[start of Given records]

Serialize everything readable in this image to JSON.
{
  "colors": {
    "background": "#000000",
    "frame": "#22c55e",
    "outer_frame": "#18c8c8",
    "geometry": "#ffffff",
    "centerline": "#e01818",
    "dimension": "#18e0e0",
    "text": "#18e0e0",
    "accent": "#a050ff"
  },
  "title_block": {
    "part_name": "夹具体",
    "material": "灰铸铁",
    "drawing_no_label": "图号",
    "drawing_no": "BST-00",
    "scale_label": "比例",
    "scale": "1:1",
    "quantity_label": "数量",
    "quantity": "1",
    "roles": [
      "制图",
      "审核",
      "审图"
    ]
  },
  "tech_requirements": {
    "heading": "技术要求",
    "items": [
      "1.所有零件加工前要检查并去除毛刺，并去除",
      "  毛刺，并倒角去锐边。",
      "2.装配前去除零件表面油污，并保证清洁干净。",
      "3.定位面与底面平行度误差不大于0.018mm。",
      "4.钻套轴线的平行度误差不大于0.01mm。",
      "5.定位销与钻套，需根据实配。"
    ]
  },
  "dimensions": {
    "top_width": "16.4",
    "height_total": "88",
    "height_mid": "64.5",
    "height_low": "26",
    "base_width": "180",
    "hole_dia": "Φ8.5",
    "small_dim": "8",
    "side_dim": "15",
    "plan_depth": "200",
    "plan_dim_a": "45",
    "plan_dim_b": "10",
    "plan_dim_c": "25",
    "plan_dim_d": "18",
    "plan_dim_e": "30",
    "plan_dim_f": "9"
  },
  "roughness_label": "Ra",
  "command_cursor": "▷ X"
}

[end of Given records]

◆ Task to carry out:
Go through the data and return every record exactly.

◆ Solution:
Serialize everything readable in this image to JSON.
{
  "colors": {
    "background": "#000000",
    "frame": "#22c55e",
    "outer_frame": "#18c8c8",
    "geometry": "#ffffff",
    "centerline": "#e01818",
    "dimension": "#18e0e0",
    "text": "#18e0e0",
    "accent": "#a050ff"
  },
  "title_block": {
    "part_name": "夹具体",
    "material": "灰铸铁",
    "drawing_no_label": "图号",
    "drawing_no": "BST-00",
    "scale_label": "比例",
    "scale": "1:1",
    "quantity_label": "数量",
    "quantity": "1",
    "roles": [
      "制图",
      "审核",
      "审图"
    ]
  },
  "tech_requirements": {
    "heading": "技术要求",
    "items": [
      "1.所有零件加工前要检查并去除毛刺，并去除",
      "  毛刺，并倒角去锐边。",
      "2.装配前去除零件表面油污，并保证清洁干净。",
      "3.定位面与底面平行度误差不大于0.018mm。",
      "4.钻套轴线的平行度误差不大于0.01mm。",
      "5.定位销与钻套，需根据实配。"
    ]
  },
  "dimensions": {
    "top_width": "16.4",
    "height_total": "88",
    "height_mid": "64.5",
    "height_low": "26",
    "base_width": "180",
    "hole_dia": "Φ8.5",
    "small_dim": "8",
    "side_dim": "15",
    "plan_depth": "200",
    "plan_dim_a": "45",
    "plan_dim_b": "10",
    "plan_dim_c": "25",
    "plan_dim_d": "18",
    "plan_dim_e": "30",
    "plan_dim_f": "9"
  },
  "roughness_label": "Ra",
  "command_cursor": "▷ X"
}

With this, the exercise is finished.